Work instructions:
Search the material for the string "source" and copy each line where it occurs.

--- begin Listed entries ---

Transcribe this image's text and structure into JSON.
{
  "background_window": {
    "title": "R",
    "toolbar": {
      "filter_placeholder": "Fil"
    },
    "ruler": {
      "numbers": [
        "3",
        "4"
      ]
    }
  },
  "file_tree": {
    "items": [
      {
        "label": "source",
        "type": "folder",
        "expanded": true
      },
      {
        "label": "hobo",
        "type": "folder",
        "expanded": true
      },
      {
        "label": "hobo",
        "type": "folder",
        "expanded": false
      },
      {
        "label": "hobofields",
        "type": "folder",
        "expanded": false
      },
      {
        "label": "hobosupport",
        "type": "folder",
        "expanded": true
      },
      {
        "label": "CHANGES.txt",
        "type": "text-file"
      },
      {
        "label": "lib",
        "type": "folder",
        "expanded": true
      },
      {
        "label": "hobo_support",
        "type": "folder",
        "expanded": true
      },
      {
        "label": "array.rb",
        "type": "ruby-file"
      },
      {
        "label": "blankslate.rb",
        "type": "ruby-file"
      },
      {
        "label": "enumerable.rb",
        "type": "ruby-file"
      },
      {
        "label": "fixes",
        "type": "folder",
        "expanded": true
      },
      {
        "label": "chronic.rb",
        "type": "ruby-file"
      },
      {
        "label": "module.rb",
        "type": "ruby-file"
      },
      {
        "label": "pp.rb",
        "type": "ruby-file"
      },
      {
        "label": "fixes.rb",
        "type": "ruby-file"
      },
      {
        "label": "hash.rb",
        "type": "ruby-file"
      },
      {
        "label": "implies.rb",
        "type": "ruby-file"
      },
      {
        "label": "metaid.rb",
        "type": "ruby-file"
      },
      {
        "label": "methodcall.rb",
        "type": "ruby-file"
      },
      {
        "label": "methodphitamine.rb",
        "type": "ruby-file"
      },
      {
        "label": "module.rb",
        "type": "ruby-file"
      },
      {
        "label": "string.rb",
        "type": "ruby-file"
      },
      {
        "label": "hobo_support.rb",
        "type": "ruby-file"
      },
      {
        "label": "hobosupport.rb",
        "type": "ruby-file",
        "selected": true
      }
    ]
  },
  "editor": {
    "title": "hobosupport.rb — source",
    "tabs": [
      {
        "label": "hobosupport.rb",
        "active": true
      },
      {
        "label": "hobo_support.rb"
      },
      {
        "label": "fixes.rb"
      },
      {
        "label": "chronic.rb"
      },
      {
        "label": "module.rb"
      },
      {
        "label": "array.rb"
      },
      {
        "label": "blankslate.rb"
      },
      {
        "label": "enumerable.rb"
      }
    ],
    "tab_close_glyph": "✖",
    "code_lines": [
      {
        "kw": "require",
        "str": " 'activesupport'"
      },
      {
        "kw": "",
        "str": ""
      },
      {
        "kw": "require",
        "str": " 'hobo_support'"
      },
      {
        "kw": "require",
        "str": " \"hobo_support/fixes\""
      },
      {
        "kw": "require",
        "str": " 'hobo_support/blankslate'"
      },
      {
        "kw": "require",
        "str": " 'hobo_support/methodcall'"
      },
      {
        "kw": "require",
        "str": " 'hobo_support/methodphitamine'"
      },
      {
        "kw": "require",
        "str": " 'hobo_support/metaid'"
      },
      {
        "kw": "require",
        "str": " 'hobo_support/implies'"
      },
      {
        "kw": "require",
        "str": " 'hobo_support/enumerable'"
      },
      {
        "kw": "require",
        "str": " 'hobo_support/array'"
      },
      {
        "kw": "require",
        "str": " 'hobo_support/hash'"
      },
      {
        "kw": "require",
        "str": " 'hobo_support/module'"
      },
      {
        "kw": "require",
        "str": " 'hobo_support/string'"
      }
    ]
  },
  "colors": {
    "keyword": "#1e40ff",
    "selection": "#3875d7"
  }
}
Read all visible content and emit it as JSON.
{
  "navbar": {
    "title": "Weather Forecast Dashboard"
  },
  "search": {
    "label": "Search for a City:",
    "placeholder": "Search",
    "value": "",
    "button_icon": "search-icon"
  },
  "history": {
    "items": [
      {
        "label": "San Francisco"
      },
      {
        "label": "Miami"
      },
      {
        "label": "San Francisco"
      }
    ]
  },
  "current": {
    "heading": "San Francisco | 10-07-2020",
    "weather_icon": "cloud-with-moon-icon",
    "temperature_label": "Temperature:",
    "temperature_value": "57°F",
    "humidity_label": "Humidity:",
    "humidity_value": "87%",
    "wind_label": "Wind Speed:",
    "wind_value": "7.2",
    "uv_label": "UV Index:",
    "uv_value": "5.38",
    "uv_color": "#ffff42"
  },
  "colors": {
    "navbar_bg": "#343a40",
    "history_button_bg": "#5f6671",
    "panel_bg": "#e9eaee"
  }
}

--- end Listed entries ---

Result:
        "label": "source",
    "title": "hobosupport.rb — source",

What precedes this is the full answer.